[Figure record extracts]

# # #

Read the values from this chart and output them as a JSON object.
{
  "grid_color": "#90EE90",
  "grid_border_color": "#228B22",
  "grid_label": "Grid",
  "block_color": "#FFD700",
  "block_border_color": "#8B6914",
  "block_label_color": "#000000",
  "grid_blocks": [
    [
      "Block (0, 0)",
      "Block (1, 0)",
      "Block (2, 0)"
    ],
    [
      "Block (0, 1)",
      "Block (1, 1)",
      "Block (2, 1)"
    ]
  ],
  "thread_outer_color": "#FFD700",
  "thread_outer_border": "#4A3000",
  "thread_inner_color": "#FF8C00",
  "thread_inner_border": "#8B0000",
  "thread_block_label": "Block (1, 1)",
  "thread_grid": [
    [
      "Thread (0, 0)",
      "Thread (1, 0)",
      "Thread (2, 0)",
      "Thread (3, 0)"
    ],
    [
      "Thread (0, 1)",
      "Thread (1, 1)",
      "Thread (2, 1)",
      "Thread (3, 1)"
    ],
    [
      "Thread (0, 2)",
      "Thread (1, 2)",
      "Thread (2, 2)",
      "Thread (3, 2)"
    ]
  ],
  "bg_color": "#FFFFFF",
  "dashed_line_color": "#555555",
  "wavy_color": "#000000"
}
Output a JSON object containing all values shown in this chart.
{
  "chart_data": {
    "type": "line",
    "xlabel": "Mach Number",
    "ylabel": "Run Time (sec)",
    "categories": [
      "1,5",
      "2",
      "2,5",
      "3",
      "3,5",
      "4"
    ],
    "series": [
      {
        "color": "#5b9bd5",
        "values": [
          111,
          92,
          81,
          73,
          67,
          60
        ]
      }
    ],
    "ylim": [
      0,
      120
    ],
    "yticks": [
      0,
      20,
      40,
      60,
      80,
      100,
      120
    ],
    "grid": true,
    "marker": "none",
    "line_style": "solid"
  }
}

# # #

What you are asked to do: Find the lines of the material that hold the word "object" and report their count alone.

Solved problem: 2